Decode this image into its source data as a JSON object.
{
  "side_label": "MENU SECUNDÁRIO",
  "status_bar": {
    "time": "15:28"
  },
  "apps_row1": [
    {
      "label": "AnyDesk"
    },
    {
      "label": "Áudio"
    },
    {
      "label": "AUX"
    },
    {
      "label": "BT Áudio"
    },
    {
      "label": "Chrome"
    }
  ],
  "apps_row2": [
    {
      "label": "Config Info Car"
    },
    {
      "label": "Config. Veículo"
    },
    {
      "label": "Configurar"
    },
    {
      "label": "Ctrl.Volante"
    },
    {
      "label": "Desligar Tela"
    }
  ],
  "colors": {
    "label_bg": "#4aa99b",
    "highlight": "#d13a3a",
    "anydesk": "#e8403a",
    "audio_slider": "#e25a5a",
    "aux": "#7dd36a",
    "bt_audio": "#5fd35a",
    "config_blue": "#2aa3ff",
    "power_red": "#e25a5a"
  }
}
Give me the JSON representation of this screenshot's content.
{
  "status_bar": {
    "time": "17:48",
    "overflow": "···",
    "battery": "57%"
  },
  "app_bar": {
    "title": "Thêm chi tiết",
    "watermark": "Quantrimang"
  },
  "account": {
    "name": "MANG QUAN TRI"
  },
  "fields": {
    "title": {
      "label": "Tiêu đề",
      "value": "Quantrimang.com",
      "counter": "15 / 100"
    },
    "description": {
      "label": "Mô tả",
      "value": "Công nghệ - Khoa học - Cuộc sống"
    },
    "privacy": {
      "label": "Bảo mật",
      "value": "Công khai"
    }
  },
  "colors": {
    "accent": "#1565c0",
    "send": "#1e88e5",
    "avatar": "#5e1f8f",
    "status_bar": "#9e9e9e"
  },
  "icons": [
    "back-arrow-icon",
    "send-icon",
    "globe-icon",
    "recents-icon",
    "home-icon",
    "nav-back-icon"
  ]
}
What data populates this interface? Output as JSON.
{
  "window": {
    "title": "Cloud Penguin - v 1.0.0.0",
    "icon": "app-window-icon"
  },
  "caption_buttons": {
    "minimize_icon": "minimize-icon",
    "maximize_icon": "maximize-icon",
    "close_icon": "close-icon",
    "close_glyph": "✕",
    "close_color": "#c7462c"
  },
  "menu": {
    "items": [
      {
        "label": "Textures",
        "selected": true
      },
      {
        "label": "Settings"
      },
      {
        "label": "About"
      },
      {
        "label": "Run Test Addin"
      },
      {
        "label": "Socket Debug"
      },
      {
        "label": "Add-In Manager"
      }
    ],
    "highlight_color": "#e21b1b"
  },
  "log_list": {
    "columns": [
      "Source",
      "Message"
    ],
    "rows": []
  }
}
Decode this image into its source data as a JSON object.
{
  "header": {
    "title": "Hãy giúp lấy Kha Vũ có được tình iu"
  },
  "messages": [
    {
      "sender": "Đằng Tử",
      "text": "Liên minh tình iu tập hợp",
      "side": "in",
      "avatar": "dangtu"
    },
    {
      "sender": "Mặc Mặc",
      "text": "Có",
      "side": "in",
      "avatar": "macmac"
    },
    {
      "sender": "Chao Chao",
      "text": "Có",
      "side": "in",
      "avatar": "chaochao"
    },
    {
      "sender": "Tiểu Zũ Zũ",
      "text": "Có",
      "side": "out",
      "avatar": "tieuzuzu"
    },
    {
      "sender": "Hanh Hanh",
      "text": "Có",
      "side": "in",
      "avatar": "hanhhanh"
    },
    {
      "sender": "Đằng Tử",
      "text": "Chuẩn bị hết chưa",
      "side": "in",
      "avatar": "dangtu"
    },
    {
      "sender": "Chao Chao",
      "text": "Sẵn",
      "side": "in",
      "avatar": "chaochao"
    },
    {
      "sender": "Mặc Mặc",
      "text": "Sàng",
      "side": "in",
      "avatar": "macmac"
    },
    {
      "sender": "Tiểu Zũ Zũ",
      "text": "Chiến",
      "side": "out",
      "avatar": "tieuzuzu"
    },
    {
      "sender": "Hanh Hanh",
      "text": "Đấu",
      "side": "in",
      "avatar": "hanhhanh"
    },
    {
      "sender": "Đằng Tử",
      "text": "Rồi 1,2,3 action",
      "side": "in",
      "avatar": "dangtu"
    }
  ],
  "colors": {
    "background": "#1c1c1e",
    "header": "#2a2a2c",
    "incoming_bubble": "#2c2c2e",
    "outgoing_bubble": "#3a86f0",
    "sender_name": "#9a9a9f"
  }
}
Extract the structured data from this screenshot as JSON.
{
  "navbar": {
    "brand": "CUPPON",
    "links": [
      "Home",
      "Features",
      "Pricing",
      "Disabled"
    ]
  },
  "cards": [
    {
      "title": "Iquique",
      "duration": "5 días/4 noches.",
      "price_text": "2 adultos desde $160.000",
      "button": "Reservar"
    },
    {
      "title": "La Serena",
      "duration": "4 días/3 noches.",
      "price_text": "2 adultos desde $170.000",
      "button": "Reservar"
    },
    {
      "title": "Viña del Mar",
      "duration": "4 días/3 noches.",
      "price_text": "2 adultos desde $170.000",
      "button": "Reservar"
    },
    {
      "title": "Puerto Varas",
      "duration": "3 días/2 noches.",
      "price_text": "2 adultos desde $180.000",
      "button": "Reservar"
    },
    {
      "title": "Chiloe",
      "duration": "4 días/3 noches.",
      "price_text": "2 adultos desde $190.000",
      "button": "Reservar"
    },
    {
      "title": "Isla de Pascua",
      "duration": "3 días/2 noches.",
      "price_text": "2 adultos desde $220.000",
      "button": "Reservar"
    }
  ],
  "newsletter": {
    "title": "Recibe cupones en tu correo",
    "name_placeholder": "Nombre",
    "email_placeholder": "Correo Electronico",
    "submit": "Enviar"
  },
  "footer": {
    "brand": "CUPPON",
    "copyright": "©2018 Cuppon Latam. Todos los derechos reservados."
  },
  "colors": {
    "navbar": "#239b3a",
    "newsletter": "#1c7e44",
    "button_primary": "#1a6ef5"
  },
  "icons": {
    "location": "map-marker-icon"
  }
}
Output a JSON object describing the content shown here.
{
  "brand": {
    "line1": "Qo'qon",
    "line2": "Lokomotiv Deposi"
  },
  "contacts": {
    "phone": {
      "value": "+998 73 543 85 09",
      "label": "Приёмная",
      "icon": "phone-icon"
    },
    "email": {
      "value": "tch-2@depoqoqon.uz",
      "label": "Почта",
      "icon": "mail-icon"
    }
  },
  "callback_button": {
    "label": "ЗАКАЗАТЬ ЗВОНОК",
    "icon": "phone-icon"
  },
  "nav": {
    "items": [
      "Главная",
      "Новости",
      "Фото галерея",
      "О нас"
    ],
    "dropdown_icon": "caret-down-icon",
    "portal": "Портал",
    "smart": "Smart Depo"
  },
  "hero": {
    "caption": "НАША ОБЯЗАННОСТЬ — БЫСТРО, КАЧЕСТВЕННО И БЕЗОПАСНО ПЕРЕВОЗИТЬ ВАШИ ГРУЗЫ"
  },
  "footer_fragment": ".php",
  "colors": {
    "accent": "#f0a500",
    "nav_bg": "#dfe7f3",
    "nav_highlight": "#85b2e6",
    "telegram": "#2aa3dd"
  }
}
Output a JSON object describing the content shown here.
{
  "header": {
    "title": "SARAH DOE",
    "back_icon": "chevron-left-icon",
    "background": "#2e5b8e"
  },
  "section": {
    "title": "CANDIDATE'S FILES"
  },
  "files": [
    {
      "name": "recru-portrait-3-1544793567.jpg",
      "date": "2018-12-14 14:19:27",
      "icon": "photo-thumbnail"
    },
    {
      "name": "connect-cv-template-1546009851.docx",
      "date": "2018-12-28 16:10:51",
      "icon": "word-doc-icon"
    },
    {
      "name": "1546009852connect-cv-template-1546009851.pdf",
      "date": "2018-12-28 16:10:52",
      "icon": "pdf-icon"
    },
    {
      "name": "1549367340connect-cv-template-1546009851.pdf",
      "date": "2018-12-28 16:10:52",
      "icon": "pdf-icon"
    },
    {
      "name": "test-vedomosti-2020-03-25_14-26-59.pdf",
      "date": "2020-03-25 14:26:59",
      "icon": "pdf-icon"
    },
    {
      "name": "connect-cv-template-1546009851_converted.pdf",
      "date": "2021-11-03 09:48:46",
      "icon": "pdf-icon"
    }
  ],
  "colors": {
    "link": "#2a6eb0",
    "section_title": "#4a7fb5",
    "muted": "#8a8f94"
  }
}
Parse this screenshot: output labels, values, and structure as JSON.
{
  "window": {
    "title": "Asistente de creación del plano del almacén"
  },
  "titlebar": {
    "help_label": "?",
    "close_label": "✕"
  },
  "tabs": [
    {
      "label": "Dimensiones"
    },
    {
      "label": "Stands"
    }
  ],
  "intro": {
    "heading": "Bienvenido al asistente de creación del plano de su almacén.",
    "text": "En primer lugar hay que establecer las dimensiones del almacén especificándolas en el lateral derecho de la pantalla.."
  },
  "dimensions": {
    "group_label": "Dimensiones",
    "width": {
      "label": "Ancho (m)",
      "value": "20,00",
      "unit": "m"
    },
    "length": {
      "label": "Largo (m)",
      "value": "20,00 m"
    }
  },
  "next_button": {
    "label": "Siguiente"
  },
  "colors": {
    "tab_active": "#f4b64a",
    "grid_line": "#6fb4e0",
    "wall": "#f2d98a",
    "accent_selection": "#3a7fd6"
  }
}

----------------

_TASK PROMPT_:
Filter the records for lines holding the string "template". Copy each one.

_RIGHT ANSWER_:
      "name": "connect-cv-template-1546009851.docx",
      "name": "1546009852connect-cv-template-1546009851.pdf",
      "name": "1549367340connect-cv-template-1546009851.pdf",
      "name": "connect-cv-template-1546009851_converted.pdf",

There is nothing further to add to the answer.